* start EXCERPTED RECORDS *

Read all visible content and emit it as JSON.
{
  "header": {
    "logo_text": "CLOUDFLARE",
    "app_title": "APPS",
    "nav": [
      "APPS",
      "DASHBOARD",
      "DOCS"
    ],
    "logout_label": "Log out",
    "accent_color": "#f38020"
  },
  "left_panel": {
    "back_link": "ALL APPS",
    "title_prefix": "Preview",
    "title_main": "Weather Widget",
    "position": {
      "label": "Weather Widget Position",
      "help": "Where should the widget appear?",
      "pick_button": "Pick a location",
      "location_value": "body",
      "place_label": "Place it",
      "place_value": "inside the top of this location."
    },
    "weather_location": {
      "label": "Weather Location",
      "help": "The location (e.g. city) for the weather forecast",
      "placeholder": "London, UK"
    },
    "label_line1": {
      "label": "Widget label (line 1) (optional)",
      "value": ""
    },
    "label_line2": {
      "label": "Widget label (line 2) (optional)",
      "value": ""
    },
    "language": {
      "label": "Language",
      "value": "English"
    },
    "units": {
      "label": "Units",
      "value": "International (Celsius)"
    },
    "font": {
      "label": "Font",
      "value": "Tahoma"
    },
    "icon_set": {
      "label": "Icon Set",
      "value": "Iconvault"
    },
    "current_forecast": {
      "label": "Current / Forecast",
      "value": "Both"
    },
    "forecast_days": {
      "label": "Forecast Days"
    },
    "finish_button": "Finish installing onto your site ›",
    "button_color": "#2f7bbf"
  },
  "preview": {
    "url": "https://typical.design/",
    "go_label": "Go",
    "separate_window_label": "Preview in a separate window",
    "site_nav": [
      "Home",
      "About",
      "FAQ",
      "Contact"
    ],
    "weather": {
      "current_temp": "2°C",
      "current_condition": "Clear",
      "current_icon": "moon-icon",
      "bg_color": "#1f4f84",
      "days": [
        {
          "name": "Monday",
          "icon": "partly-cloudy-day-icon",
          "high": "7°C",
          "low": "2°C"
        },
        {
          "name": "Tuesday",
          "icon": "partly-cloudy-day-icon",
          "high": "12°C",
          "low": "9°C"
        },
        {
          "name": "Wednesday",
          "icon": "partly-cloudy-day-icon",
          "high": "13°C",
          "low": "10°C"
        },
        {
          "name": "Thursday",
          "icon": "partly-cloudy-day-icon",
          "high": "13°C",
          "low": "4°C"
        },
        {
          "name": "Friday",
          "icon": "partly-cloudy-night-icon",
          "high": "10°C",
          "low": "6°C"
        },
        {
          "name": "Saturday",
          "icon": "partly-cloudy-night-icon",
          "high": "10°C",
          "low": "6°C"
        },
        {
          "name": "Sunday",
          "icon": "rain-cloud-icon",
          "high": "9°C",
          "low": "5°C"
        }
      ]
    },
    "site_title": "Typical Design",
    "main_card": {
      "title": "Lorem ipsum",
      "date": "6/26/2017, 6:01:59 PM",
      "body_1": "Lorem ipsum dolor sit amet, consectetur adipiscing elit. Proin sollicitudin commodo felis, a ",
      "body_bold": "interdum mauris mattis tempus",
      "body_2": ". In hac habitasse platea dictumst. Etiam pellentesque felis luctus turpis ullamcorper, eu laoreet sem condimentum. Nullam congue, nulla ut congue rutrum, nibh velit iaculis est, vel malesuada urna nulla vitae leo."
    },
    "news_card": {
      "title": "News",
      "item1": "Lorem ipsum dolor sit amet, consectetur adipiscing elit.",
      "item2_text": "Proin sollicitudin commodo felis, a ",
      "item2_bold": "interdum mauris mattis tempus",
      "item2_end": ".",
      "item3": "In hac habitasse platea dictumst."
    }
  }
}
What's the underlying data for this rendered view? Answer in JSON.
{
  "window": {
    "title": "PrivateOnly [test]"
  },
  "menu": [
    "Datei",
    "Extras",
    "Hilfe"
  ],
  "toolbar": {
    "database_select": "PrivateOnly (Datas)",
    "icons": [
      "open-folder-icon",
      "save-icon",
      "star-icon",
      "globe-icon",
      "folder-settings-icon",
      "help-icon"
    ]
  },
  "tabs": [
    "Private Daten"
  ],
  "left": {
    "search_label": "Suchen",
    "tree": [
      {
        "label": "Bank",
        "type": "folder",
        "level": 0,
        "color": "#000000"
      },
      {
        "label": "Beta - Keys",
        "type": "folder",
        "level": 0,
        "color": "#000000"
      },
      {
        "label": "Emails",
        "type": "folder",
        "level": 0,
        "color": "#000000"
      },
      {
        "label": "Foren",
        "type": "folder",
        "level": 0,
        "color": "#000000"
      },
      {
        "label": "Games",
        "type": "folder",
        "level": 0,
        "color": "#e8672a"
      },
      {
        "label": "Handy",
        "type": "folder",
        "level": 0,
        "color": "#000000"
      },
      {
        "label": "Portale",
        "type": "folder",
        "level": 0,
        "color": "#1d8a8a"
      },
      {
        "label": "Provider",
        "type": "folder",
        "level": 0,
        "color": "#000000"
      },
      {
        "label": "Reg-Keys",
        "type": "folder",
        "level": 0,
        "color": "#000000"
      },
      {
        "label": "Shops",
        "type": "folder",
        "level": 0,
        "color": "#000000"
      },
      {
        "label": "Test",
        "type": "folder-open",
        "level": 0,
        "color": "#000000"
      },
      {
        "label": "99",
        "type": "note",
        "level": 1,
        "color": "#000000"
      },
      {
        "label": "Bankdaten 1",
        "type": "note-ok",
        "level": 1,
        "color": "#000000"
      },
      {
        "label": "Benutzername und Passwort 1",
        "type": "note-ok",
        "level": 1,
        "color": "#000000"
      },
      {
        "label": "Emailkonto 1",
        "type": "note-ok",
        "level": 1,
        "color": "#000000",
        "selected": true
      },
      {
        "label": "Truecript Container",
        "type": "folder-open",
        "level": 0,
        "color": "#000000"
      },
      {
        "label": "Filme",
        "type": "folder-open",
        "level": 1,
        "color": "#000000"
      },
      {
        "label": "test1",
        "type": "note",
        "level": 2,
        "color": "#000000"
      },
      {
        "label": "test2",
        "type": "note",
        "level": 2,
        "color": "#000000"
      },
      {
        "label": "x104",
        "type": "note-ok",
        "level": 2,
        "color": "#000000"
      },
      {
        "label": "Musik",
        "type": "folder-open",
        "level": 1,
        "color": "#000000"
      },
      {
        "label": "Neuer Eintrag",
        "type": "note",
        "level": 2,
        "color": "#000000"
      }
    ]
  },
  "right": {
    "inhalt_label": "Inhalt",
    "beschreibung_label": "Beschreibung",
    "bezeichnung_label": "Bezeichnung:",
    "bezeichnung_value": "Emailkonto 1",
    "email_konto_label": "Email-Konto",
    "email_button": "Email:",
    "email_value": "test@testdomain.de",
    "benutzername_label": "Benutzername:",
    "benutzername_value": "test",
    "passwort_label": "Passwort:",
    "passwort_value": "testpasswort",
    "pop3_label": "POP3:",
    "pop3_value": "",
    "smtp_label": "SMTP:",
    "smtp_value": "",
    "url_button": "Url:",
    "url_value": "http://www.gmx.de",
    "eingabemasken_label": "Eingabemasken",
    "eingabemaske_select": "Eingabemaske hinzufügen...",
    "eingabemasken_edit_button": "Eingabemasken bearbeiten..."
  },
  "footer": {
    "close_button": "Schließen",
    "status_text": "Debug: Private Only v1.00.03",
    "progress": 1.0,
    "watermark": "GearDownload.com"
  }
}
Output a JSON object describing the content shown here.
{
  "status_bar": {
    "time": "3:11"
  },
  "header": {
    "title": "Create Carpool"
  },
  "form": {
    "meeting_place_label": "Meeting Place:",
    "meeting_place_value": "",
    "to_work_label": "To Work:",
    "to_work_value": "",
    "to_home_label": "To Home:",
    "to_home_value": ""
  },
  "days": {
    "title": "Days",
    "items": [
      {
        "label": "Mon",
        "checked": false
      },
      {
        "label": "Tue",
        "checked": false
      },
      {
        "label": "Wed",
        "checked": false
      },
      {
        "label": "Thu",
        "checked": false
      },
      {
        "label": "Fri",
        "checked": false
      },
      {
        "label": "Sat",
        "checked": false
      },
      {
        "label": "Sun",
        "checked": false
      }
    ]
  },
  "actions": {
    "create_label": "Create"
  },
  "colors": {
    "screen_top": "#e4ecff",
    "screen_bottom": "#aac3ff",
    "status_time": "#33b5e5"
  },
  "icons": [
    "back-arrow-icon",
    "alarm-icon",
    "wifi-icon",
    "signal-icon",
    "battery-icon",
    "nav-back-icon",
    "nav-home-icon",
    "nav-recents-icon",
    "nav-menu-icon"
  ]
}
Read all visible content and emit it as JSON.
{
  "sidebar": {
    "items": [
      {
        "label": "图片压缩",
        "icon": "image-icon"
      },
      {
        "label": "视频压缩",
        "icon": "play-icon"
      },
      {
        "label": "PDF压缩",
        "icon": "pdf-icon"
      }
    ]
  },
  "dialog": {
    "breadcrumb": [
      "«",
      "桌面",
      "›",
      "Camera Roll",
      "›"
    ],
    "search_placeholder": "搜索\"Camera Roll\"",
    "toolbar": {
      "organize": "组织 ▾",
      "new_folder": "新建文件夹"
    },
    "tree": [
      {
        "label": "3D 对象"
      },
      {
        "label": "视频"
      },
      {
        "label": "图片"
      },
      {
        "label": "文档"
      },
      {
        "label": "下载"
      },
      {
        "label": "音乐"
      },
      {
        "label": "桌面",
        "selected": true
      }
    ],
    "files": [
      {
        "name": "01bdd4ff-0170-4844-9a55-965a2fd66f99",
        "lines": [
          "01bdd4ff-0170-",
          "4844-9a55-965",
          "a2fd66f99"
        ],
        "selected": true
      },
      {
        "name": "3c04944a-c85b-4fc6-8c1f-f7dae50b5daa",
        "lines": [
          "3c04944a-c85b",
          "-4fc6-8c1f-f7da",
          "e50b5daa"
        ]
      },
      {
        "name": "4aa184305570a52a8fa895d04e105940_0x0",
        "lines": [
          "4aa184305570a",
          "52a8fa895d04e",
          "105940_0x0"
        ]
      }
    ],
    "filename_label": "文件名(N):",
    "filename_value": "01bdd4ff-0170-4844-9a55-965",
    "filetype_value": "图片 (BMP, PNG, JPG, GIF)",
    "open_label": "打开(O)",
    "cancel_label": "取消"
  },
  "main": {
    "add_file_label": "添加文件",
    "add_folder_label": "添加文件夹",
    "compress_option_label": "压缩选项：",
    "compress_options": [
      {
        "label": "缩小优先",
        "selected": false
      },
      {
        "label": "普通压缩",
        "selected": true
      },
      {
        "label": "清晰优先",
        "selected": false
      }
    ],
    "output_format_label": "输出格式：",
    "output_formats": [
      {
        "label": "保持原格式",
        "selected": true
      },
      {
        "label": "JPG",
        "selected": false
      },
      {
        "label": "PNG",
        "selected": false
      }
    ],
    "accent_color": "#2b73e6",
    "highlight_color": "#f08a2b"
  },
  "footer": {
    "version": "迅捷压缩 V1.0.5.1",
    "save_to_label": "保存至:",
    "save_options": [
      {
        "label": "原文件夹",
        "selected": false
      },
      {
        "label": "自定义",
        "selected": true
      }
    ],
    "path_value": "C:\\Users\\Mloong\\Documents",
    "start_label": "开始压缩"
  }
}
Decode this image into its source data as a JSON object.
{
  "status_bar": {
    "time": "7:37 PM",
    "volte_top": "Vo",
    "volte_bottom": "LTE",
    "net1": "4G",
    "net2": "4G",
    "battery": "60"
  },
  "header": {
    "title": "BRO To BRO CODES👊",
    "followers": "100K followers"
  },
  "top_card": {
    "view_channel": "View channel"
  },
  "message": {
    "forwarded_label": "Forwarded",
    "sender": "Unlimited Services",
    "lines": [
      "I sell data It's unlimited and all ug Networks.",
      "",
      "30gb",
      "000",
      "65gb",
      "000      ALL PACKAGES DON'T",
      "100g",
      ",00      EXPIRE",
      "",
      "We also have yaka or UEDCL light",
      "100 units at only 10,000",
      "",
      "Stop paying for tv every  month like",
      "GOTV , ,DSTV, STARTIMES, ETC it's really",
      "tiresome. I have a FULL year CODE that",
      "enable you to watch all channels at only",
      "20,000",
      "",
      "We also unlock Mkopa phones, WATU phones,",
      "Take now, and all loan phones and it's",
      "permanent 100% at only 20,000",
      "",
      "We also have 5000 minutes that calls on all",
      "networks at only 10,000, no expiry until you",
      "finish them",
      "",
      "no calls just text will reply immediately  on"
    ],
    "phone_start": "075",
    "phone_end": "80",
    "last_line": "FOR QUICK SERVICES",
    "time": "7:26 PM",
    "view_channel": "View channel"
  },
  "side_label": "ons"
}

* end EXCERPTED RECORDS *

TASK TO COMPLETE> Write down every line of the data above that includes the string "image".

EXPECTED ANSWER>
        "icon": "image-icon"
Decode this image into its source data as a JSON object.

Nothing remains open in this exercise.